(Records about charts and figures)
========================================

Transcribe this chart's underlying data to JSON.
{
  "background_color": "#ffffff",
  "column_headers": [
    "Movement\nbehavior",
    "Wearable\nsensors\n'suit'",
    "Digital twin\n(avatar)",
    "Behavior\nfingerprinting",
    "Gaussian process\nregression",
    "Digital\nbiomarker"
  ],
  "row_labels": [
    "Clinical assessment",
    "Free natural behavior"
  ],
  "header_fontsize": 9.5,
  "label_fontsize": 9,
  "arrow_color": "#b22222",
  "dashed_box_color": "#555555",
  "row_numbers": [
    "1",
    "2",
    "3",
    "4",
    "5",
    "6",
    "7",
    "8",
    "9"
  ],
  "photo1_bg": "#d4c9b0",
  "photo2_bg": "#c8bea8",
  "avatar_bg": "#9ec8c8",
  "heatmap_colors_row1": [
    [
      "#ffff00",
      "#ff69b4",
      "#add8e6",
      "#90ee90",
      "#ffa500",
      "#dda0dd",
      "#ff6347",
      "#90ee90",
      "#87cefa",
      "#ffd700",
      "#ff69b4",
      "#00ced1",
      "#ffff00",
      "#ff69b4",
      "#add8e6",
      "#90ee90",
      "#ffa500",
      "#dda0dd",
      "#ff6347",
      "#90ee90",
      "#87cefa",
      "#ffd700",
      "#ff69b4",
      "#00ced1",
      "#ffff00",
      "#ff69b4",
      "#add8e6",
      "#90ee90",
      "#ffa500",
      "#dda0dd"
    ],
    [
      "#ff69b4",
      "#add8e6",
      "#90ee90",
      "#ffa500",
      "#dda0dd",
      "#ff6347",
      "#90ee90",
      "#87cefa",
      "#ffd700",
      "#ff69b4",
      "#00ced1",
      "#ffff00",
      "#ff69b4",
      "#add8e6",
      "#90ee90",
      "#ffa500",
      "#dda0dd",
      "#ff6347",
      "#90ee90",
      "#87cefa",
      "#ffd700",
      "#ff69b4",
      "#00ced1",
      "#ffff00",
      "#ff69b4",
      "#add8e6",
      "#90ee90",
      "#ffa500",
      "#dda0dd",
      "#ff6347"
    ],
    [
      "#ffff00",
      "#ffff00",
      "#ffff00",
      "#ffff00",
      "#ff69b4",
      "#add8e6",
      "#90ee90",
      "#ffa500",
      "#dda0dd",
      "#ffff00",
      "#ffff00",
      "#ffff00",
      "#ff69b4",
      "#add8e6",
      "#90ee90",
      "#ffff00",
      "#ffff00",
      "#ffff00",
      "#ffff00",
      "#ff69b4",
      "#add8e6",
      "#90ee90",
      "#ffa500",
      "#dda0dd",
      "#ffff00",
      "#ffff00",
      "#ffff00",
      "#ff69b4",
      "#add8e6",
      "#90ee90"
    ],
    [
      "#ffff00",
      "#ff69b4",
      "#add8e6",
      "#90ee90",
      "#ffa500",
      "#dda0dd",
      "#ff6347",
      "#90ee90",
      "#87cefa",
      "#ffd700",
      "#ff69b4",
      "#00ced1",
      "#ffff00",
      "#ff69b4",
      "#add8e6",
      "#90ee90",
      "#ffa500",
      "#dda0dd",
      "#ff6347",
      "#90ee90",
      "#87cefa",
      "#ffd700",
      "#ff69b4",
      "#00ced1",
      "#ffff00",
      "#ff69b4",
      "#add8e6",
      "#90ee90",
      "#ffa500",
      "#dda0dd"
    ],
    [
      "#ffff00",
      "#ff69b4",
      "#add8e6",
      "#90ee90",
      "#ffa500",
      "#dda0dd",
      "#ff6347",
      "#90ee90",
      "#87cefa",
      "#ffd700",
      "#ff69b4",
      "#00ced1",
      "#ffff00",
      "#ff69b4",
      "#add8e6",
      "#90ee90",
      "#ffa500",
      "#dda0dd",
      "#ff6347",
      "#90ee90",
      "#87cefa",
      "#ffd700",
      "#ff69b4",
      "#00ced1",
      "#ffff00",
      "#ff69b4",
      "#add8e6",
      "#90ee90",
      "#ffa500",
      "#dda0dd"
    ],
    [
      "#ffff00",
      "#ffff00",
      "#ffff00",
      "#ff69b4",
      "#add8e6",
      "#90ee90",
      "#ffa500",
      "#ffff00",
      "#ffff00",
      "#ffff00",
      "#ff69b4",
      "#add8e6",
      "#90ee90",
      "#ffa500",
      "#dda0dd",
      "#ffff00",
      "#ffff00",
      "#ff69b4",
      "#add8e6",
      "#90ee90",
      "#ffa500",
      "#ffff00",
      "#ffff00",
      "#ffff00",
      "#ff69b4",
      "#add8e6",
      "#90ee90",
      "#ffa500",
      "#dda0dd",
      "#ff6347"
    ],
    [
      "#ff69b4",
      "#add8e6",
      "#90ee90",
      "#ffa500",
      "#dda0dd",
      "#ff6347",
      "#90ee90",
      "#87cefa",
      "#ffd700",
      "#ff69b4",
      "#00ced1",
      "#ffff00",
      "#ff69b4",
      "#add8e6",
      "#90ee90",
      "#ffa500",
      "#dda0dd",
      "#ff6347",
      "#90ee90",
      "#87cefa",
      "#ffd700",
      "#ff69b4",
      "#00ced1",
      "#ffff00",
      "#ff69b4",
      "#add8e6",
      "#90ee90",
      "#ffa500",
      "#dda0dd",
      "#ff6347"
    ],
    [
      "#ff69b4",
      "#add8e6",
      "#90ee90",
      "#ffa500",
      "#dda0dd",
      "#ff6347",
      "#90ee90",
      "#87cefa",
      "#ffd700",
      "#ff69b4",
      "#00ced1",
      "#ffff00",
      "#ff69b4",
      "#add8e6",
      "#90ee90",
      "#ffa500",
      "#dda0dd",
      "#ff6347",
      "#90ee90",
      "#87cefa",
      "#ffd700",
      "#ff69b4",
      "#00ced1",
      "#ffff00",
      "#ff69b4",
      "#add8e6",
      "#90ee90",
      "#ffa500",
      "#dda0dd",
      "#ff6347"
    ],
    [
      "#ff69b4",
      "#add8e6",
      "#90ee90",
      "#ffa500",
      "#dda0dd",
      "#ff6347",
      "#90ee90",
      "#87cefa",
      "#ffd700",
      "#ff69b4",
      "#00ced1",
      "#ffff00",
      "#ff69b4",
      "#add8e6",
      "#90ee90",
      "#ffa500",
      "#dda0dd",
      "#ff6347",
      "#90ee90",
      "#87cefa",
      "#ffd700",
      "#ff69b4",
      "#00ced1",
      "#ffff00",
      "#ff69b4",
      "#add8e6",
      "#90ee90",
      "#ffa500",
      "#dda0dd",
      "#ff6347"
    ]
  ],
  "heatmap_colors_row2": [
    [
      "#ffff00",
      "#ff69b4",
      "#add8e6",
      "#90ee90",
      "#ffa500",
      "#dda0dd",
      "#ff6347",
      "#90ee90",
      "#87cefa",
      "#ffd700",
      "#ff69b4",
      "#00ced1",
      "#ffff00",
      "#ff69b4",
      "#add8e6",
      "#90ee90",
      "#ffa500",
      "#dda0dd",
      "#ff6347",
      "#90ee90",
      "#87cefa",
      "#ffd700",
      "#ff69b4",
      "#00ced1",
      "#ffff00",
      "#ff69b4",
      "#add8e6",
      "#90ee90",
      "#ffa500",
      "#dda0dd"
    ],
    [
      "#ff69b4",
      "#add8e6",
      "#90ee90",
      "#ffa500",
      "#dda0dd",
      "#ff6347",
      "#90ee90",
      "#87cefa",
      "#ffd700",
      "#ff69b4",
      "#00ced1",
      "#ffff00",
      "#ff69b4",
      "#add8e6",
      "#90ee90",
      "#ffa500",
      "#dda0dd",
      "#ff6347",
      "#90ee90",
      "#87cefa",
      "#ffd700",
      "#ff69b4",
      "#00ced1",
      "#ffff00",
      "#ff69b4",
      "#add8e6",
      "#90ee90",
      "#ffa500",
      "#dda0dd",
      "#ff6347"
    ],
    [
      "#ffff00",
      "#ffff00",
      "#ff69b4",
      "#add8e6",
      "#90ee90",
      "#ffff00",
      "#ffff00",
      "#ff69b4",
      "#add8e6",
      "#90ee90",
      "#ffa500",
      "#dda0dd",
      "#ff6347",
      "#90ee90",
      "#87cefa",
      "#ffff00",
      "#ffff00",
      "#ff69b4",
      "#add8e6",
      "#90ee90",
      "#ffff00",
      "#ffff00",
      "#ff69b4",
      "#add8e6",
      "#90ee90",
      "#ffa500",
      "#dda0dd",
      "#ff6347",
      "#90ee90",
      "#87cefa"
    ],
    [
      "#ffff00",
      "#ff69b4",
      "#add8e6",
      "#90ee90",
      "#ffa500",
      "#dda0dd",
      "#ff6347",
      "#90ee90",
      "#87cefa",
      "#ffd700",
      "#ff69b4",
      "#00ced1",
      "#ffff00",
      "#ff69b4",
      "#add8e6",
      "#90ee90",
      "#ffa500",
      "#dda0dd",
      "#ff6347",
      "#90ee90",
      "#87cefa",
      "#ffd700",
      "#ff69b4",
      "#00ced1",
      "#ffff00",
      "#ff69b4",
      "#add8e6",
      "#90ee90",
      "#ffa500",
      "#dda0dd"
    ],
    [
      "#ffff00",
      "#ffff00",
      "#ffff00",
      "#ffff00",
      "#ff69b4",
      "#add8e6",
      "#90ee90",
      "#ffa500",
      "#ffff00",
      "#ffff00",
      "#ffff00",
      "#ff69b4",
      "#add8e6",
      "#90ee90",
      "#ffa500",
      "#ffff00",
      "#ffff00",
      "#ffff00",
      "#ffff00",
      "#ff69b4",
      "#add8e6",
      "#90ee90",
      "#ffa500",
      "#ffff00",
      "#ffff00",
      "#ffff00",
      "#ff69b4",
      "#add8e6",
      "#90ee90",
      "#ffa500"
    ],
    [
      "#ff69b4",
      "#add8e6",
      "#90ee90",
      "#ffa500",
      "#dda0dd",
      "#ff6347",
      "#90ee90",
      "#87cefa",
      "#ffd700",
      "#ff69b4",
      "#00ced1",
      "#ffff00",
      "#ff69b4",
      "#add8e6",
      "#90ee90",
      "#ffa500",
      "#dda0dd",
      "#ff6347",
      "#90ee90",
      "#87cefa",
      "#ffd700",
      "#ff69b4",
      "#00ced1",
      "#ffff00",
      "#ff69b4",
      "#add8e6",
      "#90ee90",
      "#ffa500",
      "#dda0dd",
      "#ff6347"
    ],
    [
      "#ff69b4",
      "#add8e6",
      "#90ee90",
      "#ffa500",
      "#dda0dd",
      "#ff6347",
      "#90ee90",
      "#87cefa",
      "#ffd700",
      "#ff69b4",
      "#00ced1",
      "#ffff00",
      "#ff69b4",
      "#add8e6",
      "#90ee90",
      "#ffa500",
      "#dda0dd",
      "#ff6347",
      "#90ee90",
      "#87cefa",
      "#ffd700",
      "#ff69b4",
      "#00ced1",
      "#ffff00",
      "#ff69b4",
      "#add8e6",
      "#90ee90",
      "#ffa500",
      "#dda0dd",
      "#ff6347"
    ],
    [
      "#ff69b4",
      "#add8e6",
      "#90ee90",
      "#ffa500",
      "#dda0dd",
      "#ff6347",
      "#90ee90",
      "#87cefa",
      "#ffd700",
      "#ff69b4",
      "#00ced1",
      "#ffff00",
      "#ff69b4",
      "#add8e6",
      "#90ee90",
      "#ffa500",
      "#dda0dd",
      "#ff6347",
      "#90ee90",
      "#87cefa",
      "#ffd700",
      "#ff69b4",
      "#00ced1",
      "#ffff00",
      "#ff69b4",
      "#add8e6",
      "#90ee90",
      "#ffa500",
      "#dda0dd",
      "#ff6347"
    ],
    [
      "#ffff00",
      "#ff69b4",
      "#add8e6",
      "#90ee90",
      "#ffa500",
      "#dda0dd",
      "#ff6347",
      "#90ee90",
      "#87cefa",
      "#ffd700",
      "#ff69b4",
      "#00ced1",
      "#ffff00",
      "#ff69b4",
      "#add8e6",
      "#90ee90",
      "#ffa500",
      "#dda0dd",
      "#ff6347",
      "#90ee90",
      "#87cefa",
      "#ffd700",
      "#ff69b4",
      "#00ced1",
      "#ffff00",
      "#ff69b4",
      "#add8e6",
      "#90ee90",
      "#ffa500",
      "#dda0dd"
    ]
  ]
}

========================================

**PROBLEM**
For each line of the entries that includes "Digital", show that line.

**WRITTEN RESPONSE**
    "Digital twin\n(avatar)",
    "Digital\nbiomarker"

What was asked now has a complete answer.